Unpacking the Hype: A Deep Dive into the Energy Industry’s Lofty Natural Gas and Electricity Demand Projection: Webinar by Natural Gas Intelligence and Yes Energy: September 23, 2025. Summary & Review


          The first part of the webinar dealt with natural gas prices, exploring regional differences and the reasons for them. Appalachian pricing has already hit the threshold of $1.50, that, if sustained, which it was not, can trigger curtailments. It is slightly above the threshold now, but is expected to come up as colder weather approaches in October. Waha in West Texas is another region with a chronic natural gas supply glut. Henry Hub gas prices have remained around $3.00 with some temporary rises last winter.






     Appalachian gas production hit record levels at 37 BCF/day, and West Texas hit records of 28 BCF/day. Haynesville gas production growth is expected, being targeted for LNG exports. The Permian will be a supplier as well. New Haynesville connected pipelines and expansions are coming online, with more to come online in 2026. 




     She notes 2TCF of storage withdrawal last winter. Gas storage is projected to reach fullness – over 3.9 TCF this season. Forecasts call for precipitation in the Pacific Northwest, which means hydropower capabilities may be restored.

     Gas storage capacity has remained stable for the past couple of decades. LNG growth will be the biggest contributor to natural gas growth, much higher than AI data center gas demand growth.

     California has two seasonal bumps in gas consumption due to winter heating demand and summer cooling demand. Different regions have different natural gas volatility profiles. New gas infrastructure should alleviate Waha Hub bottlenecks. The graph below compares gas power burn and solar generation throughout the year. The seasonal nature of both gas power burn and solar generation is displayed. Solar generation is clearly growing on the grid.




     The graphs below show forecast demand by category. Demand is increasing now, and those increases are expected to grow considerably. Data center load growth is modeled based on announced projects. He notes that under construction means ground has been broken and the facility will be online in a few years. Data centers and crypto are lumped together as large, flexible loads. The crypto growth rate is similar to the data center growth rate. It is expected to double in 2027. Crypto loads can respond very quickly to market and price signals as well as requirements to shed load during demand peaks.






     There will be 20.5GW of data center load under construction by 2027, which means ground will be broken for those projects. 




     7.7 GW of the new data center load is expected to be for crypto-mining facilities. Crypto capacity is set to double on the grid. This is often lumped into AI data center demand, but I think it should be treated separately since AI has great potential benefits to society, while crypto simply uses vast amounts of energy to provide transaction security and also benefits criminals and stock speculators. Of course, these loads can respond to price signals and be throttled when demand is high. As the graph below shows, about 30% of of projected data center demand is really crypto demand. 




     The graph below is the Freeport LNG facility in Louisiana, showing its major shutdowns. 




     Solar is leading capacity growth and ERCOT is adding the most capacity, including the most solar capacity. ERCOT has 77.1GW of planned capacity by 2030. Most is solar, followed by batteries.

**Records to process**

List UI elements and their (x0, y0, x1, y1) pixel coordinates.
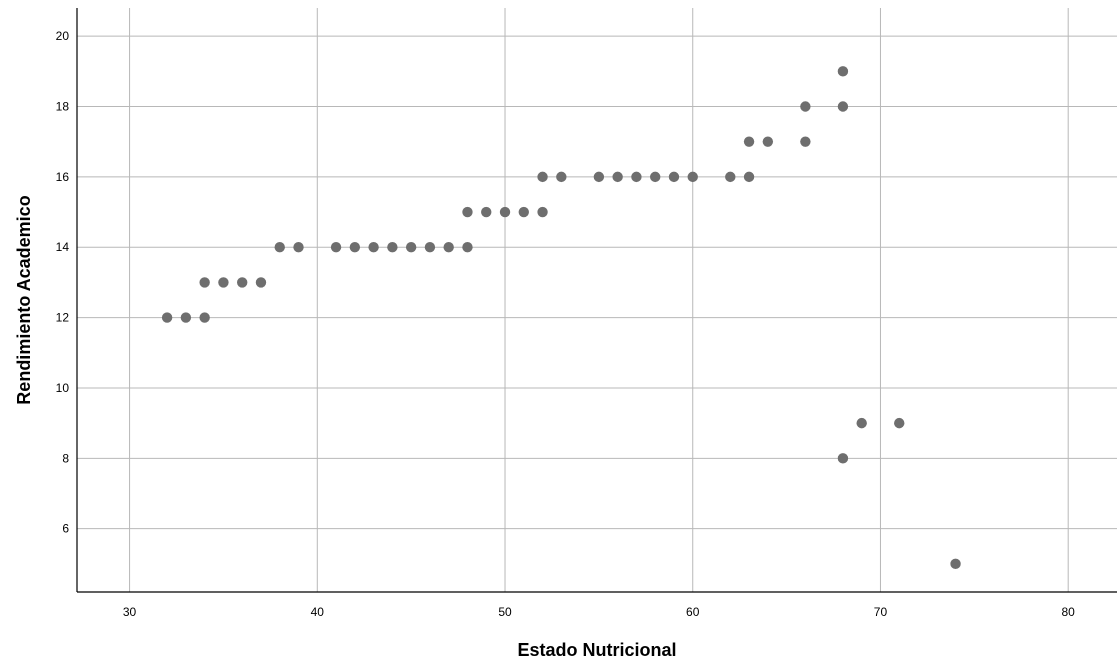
data-point (330, 242, 342, 253)
x-tick-label: 70 (874, 605, 888, 619)
data-point (837, 453, 849, 464)
data-point (856, 417, 867, 429)
data-point (894, 417, 905, 429)
data-point (537, 171, 548, 183)
data-point (368, 242, 379, 253)
x-tick-label: 30 (123, 605, 137, 619)
data-point (725, 171, 736, 183)
data-point (499, 206, 511, 218)
y-tick-label: 14 (56, 240, 70, 254)
data-points (161, 66, 961, 570)
grid-lines (77, 8, 1117, 592)
data-point (424, 242, 436, 253)
data-point (518, 206, 529, 218)
data-point (199, 312, 210, 323)
y-tick-label: 20 (56, 29, 70, 43)
data-point (800, 136, 811, 147)
y-tick-label: 16 (56, 170, 70, 184)
x-tick-labels: 30 40 50 60 70 80 (123, 605, 1075, 619)
y-tick-label: 6 (62, 522, 69, 536)
data-point (556, 171, 567, 183)
data-point (631, 171, 642, 183)
data-point (462, 206, 473, 218)
data-point (481, 206, 492, 218)
x-tick-label: 50 (498, 605, 512, 619)
y-tick-label: 18 (56, 100, 70, 114)
data-point (236, 277, 248, 288)
data-point (649, 171, 661, 183)
y-tick-label: 12 (56, 311, 70, 325)
data-point (837, 101, 849, 112)
data-point (743, 171, 755, 183)
data-point (199, 277, 210, 288)
data-point (405, 242, 417, 253)
data-point (293, 242, 304, 253)
data-point (950, 558, 961, 570)
data-point (462, 242, 473, 253)
data-point (218, 277, 229, 288)
data-point (762, 136, 774, 147)
data-point (837, 66, 849, 77)
x-tick-label: 60 (686, 605, 700, 619)
x-tick-label: 40 (311, 605, 325, 619)
data-point (537, 206, 548, 218)
data-point (161, 312, 173, 323)
y-tick-label: 10 (56, 381, 70, 395)
x-axis-title: Estado Nutricional (517, 640, 676, 660)
data-point (180, 312, 192, 323)
data-point (800, 101, 811, 112)
data-point (593, 171, 605, 183)
data-point (443, 242, 454, 253)
data-point (743, 136, 755, 147)
y-tick-label: 8 (62, 451, 69, 465)
x-tick-label: 80 (1062, 605, 1076, 619)
data-point (349, 242, 361, 253)
data-point (668, 171, 680, 183)
data-point (387, 242, 398, 253)
y-tick-labels: 6 8 10 12 14 16 18 20 (56, 29, 70, 536)
y-axis-title: Rendimiento Academico (14, 195, 34, 404)
data-point (687, 171, 698, 183)
data-point (612, 171, 623, 183)
data-point (255, 277, 267, 288)
data-point (274, 242, 285, 253)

**The tasks**
(A) Translate this sentence from the webinar summary into Spanish: "Gas storage capacity has remained stable for the past couple of decades."
(B) In the rows, copy out the lines starting at the one containing "data-point (330, 242, 342, 253)" and ending at the one containing "data-points (161, 66, 961, 570)", including both.

**The answers**
(A) La capacidad de almacenamiento de gas se ha mantenido estable durante las últimas dos décadas.

(B)
data-point (330, 242, 342, 253)
x-tick-label: 70 (874, 605, 888, 619)
data-point (837, 453, 849, 464)
data-point (856, 417, 867, 429)
data-point (894, 417, 905, 429)
data-point (537, 171, 548, 183)
data-point (368, 242, 379, 253)
x-tick-label: 30 (123, 605, 137, 619)
data-point (725, 171, 736, 183)
data-point (499, 206, 511, 218)
y-tick-label: 14 (56, 240, 70, 254)
data-points (161, 66, 961, 570)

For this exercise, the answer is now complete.